TEXTE SOURCE ->
L’histoire des vampires n’a pas commencé avec Dracula, le chef-d’œuvre de Bram Stoker, en 1897. Dès le Moyen Âge, on retrouve des traces de ces êtres en errance dans les forêts transylvaniennes, et dans des châteaux où ils ne font qu’hanter et sortir pour faire frissonner manants et rois. Même le XVIII e siècle et ses Lumières n’échappent pas à la règle. Si Voltaire pourfend son vampire, au même titre qu’il voue la religiosité aux gémonies, le roi Louis XV envoie un ambassadeur spécial se documenter sur un de ces personnages au palmarès particulièrement sanglant. Voici le chapitre de son dictionnaire philosophique (1776) consacré aux vampires.

Quoi ! C’est dans notre XVIIe siècle qu’il y a eu des vampires ! c’est après le règne des Locke, des Shaftesbury, des Trenchard, des Collins ; c’est sous le règne des d’Alembert, des Diderot, des Saint-Lambert, des Duclos, qu’on a cru aux vampires, et que le R. P. dom Augustin Calmet, prêtre bénédictin de la congrégation de Saint-Vannes et de Saint-Hidulphe, abbé de Sénones, abbaye de cent mille livres de rentes, voisine de deux autres abbayes du même revenu, a imprimé et réimprimé l’histoire des vampires avec l’approbation de la Sorbonne, signée Marcilli !

Ces vampires étaient des morts qui sortaient la nuit de leurs cimetières pour venir sucer le sang des vivants, soit à la gorge ou au ventre, après quoi ils allaient se remettre dans leurs fosses. Les vivants sucés maigrissaient, palissaient, tombaient en consomption ; et les morts suceurs engraissaient, prenaient des couleurs vermeilles, étaient tout a fait appétissants. C’était en Pologne, en Hongrie, en Silésie, en Moravie, en Autriche, en Lorraine, que les morts faisaient cette bonne chère. On n’entendait point parler de vampires à Londres, ni même à Paris. J’avoue que dans ces deux villes il y eut des agioteurs, des traitants, des gens d’affaires, qui sucèrent en plein jour le sang du peuple ; mais ils n’étaient point morts, quoique corrompus. Ces suceurs véritables ne demeuraient pas dans des cimetières, mais dans des palais fort agréables.

DONNÉES FOURNIES ->
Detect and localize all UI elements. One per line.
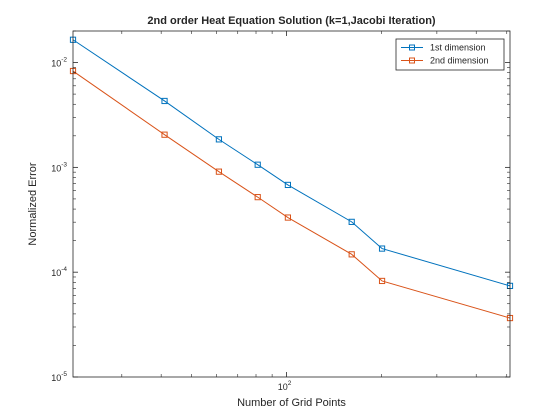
series-marker-1-point-3: [215, 136, 223, 143]
legend-marker-2nd-dimension: [409, 57, 415, 64]
series-line-2: [72, 70, 511, 319]
y-tick-label: 10-5: [51, 371, 67, 383]
series-marker-2-point-6: [348, 251, 355, 258]
series-line-1: [72, 39, 511, 287]
y-tick-label: 10-2: [51, 57, 67, 69]
chart-title: 2nd order Heat Equation Solution (k=1,Ja…: [147, 15, 436, 27]
x-tick-label: 102: [278, 380, 292, 392]
y-axis-ticks: 10-5 10-4 10-3 10-2: [51, 30, 510, 383]
series-marker-1-point-5: [284, 181, 291, 189]
y-tick-label: 10-4: [51, 266, 67, 278]
series-marker-1-point-6: [348, 218, 355, 225]
series-marker-2-point-7: [378, 277, 386, 285]
axes-box: [72, 30, 511, 378]
series-marker-1-point-2: [161, 97, 168, 105]
series-marker-2-point-2: [161, 131, 168, 138]
axes-background: [73, 31, 510, 377]
legend-label-1st-dimension: 1st dimension: [430, 43, 486, 53]
series-marker-2-point-5: [284, 214, 291, 221]
x-axis-label: Number of Grid Points: [237, 397, 346, 409]
legend-marker-1st-dimension: [409, 44, 415, 51]
series-marker-2-point-4: [254, 194, 261, 201]
plot-area: [73, 31, 510, 377]
series-marker-1-point-7: [378, 245, 386, 252]
legend-label-2nd-dimension: 2nd dimension: [430, 56, 489, 66]
x-axis-ticks: 102: [121, 31, 508, 392]
legend: 1st dimension 2nd dimension: [395, 38, 505, 71]
y-tick-label: 10-3: [51, 161, 67, 173]
legend-box: [395, 38, 505, 71]
series-marker-1-point-4: [254, 161, 261, 168]
series-marker-2-point-3: [215, 168, 223, 175]
y-axis-label: Normalized Error: [27, 162, 39, 245]
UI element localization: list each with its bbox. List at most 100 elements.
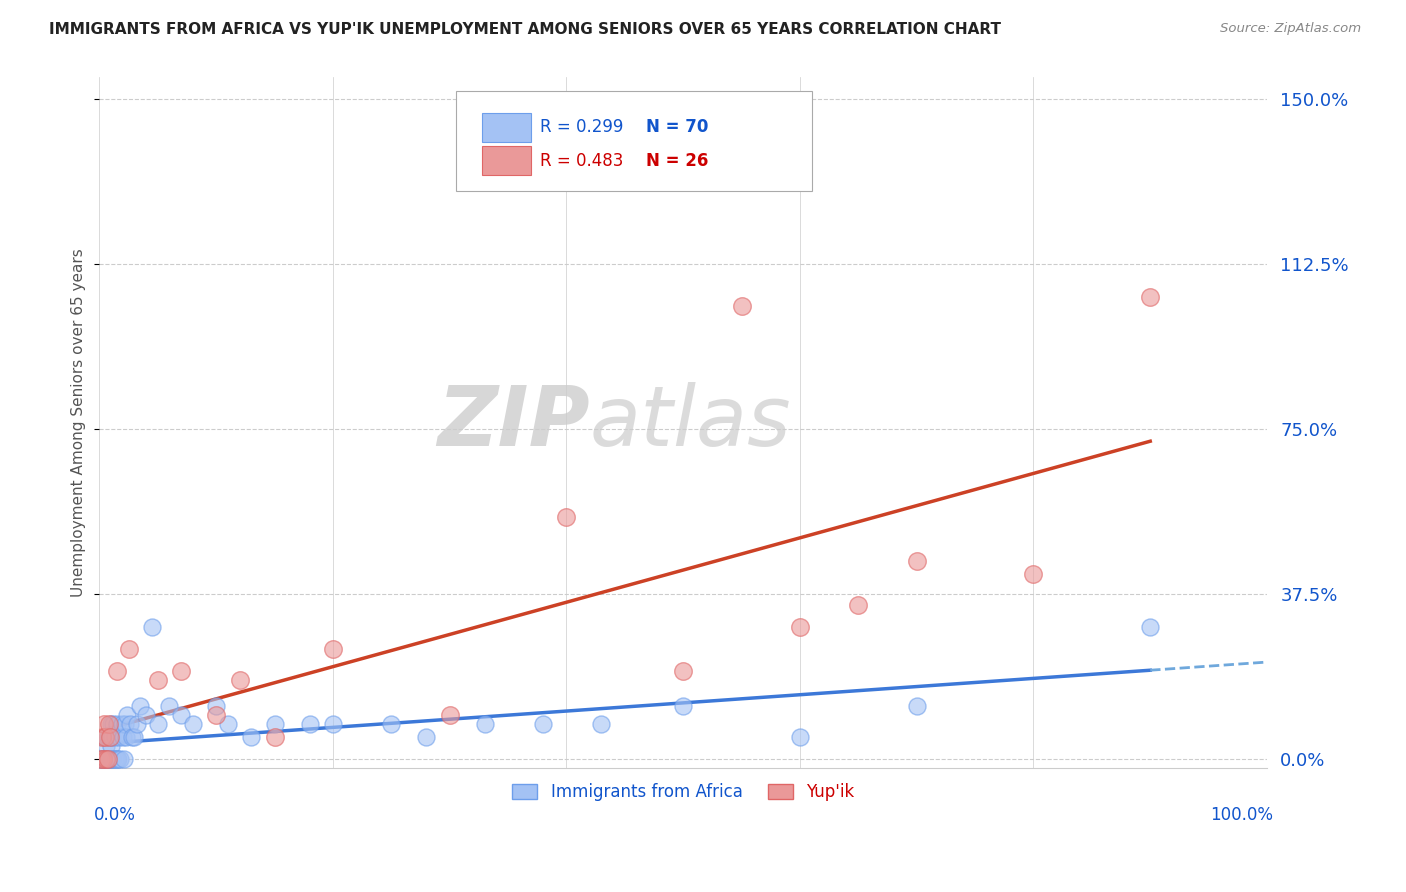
Point (100, 752, 122, 766)
Point (298, 716, 321, 731)
Point (217, 716, 239, 731)
Point (135, 708, 157, 723)
Point (474, 716, 496, 731)
Point (146, 716, 169, 731)
Point (121, 730, 143, 744)
Point (117, 708, 139, 723)
Point (114, 716, 136, 731)
Point (97, 752, 120, 766)
Point (672, 699, 695, 714)
Point (322, 716, 344, 731)
Text: R = 0.299: R = 0.299 (540, 118, 623, 136)
Point (1139, 620, 1161, 634)
Point (105, 752, 128, 766)
Point (90, 752, 112, 766)
Point (439, 708, 461, 723)
Point (117, 642, 139, 657)
Point (90, 752, 112, 766)
Point (90, 752, 112, 766)
Point (240, 730, 263, 744)
Point (181, 716, 204, 731)
Point (93, 716, 115, 731)
Text: ZIP: ZIP (437, 382, 589, 463)
Point (263, 730, 285, 744)
Text: N = 70: N = 70 (645, 118, 709, 136)
Point (97, 716, 120, 731)
Text: IMMIGRANTS FROM AFRICA VS YUP'IK UNEMPLOYMENT AMONG SENIORS OVER 65 YEARS CORREL: IMMIGRANTS FROM AFRICA VS YUP'IK UNEMPLO… (49, 22, 1001, 37)
Point (97, 730, 120, 744)
Point (555, 510, 578, 524)
Point (91, 752, 114, 766)
Point (93, 752, 115, 766)
Point (94, 730, 117, 744)
Point (97, 752, 120, 766)
Legend: Immigrants from Africa, Yup'ik: Immigrants from Africa, Yup'ik (506, 776, 860, 807)
Point (101, 752, 124, 766)
Point (100, 752, 122, 766)
Point (98, 730, 121, 744)
Text: R = 0.483: R = 0.483 (540, 152, 623, 170)
Point (672, 664, 695, 678)
Point (104, 730, 127, 744)
Point (93, 752, 115, 766)
Point (104, 752, 127, 766)
Point (228, 673, 250, 687)
Point (97, 752, 120, 766)
Point (112, 752, 135, 766)
Point (789, 730, 811, 744)
Point (141, 620, 163, 634)
Point (1022, 567, 1045, 582)
Point (91, 752, 114, 766)
Point (531, 716, 554, 731)
Point (90, 752, 112, 766)
Point (90, 730, 112, 744)
Point (118, 716, 141, 731)
Text: atlas: atlas (589, 382, 792, 463)
Point (94, 730, 117, 744)
Text: 100.0%: 100.0% (1209, 805, 1272, 823)
Text: 0.0%: 0.0% (94, 805, 135, 823)
Point (170, 708, 193, 723)
Point (124, 730, 146, 744)
Point (905, 699, 928, 714)
Point (125, 716, 148, 731)
Point (846, 598, 869, 612)
Point (94, 752, 117, 766)
Point (205, 708, 228, 723)
Point (111, 730, 134, 744)
Point (107, 752, 129, 766)
Point (93, 752, 115, 766)
Point (170, 664, 193, 678)
Text: Source: ZipAtlas.com: Source: ZipAtlas.com (1220, 22, 1361, 36)
Point (905, 554, 928, 568)
Point (94, 752, 117, 766)
Text: N = 26: N = 26 (645, 152, 709, 170)
Point (110, 716, 132, 731)
Point (98, 752, 121, 766)
FancyBboxPatch shape (456, 91, 811, 191)
Point (146, 673, 169, 687)
Point (1139, 290, 1161, 304)
Point (115, 730, 138, 744)
Point (105, 664, 128, 678)
Point (205, 699, 228, 714)
Point (97, 752, 120, 766)
Point (789, 620, 811, 634)
Point (103, 716, 125, 731)
Point (100, 716, 122, 731)
Point (100, 739, 122, 753)
Point (730, 299, 752, 313)
Point (96, 752, 118, 766)
Point (96, 739, 118, 753)
Point (110, 752, 132, 766)
Point (98, 730, 121, 744)
Point (108, 730, 131, 744)
Y-axis label: Unemployment Among Seniors over 65 years: Unemployment Among Seniors over 65 years (72, 248, 86, 597)
Point (415, 730, 437, 744)
Point (101, 730, 124, 744)
Point (104, 752, 127, 766)
Point (103, 752, 125, 766)
Point (96, 752, 118, 766)
Point (91, 752, 114, 766)
Point (591, 716, 613, 731)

CONSIGNE -> Recopiez le passage du texte sur les vampires qui commence aux mots « Ces vampires étaient » et s'arrête après « palais fort agréables. ». Appuyez-vous uniquement sur le texte source.

RÉPONSE RÉDIGÉE ->
Ces vampires étaient des morts qui sortaient la nuit de leurs cimetières pour venir sucer le sang des vivants, soit à la gorge ou au ventre, après quoi ils allaient se remettre dans leurs fosses. Les vivants sucés maigrissaient, palissaient, tombaient en consomption ; et les morts suceurs engraissaient, prenaient des couleurs vermeilles, étaient tout a fait appétissants. C’était en Pologne, en Hongrie, en Silésie, en Moravie, en Autriche, en Lorraine, que les morts faisaient cette bonne chère. On n’entendait point parler de vampires à Londres, ni même à Paris. J’avoue que dans ces deux villes il y eut des agioteurs, des traitants, des gens d’affaires, qui sucèrent en plein jour le sang du peuple ; mais ils n’étaient point morts, quoique corrompus. Ces suceurs véritables ne demeuraient pas dans des cimetières, mais dans des palais fort agréables.